Copy each line exactly. Leave nothing out.

--------------------------------------------------

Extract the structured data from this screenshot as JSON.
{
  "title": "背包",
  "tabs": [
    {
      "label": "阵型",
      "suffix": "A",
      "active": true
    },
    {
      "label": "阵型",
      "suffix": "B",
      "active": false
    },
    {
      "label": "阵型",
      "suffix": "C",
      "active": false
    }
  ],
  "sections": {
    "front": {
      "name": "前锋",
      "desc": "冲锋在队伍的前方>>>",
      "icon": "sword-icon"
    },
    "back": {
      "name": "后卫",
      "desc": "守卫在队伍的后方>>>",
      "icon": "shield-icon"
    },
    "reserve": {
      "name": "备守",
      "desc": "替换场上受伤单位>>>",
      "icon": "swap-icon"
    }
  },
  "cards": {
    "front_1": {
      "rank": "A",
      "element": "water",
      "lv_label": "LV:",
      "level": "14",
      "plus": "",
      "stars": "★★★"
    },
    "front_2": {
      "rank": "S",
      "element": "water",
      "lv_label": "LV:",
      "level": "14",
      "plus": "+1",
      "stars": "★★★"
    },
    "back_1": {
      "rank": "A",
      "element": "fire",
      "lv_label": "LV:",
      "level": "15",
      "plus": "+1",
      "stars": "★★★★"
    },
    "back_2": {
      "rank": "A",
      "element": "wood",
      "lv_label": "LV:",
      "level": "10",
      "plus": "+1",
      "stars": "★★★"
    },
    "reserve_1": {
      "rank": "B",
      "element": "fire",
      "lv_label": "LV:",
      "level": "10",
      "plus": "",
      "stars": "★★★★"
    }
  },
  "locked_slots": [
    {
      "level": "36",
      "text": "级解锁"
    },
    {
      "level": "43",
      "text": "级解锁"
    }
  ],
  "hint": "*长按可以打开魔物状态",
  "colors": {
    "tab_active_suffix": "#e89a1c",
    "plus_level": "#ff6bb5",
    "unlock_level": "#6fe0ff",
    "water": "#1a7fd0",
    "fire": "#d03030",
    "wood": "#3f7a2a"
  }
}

--------------------------------------------------

■ Written answer:
Extract the structured data from this screenshot as JSON.
{
  "title": "背包",
  "tabs": [
    {
      "label": "阵型",
      "suffix": "A",
      "active": true
    },
    {
      "label": "阵型",
      "suffix": "B",
      "active": false
    },
    {
      "label": "阵型",
      "suffix": "C",
      "active": false
    }
  ],
  "sections": {
    "front": {
      "name": "前锋",
      "desc": "冲锋在队伍的前方>>>",
      "icon": "sword-icon"
    },
    "back": {
      "name": "后卫",
      "desc": "守卫在队伍的后方>>>",
      "icon": "shield-icon"
    },
    "reserve": {
      "name": "备守",
      "desc": "替换场上受伤单位>>>",
      "icon": "swap-icon"
    }
  },
  "cards": {
    "front_1": {
      "rank": "A",
      "element": "water",
      "lv_label": "LV:",
      "level": "14",
      "plus": "",
      "stars": "★★★"
    },
    "front_2": {
      "rank": "S",
      "element": "water",
      "lv_label": "LV:",
      "level": "14",
      "plus": "+1",
      "stars": "★★★"
    },
    "back_1": {
      "rank": "A",
      "element": "fire",
      "lv_label": "LV:",
      "level": "15",
      "plus": "+1",
      "stars": "★★★★"
    },
    "back_2": {
      "rank": "A",
      "element": "wood",
      "lv_label": "LV:",
      "level": "10",
      "plus": "+1",
      "stars": "★★★"
    },
    "reserve_1": {
      "rank": "B",
      "element": "fire",
      "lv_label": "LV:",
      "level": "10",
      "plus": "",
      "stars": "★★★★"
    }
  },
  "locked_slots": [
    {
      "level": "36",
      "text": "级解锁"
    },
    {
      "level": "43",
      "text": "级解锁"
    }
  ],
  "hint": "*长按可以打开魔物状态",
  "colors": {
    "tab_active_suffix": "#e89a1c",
    "plus_level": "#ff6bb5",
    "unlock_level": "#6fe0ff",
    "water": "#1a7fd0",
    "fire": "#d03030",
    "wood": "#3f7a2a"
  }
}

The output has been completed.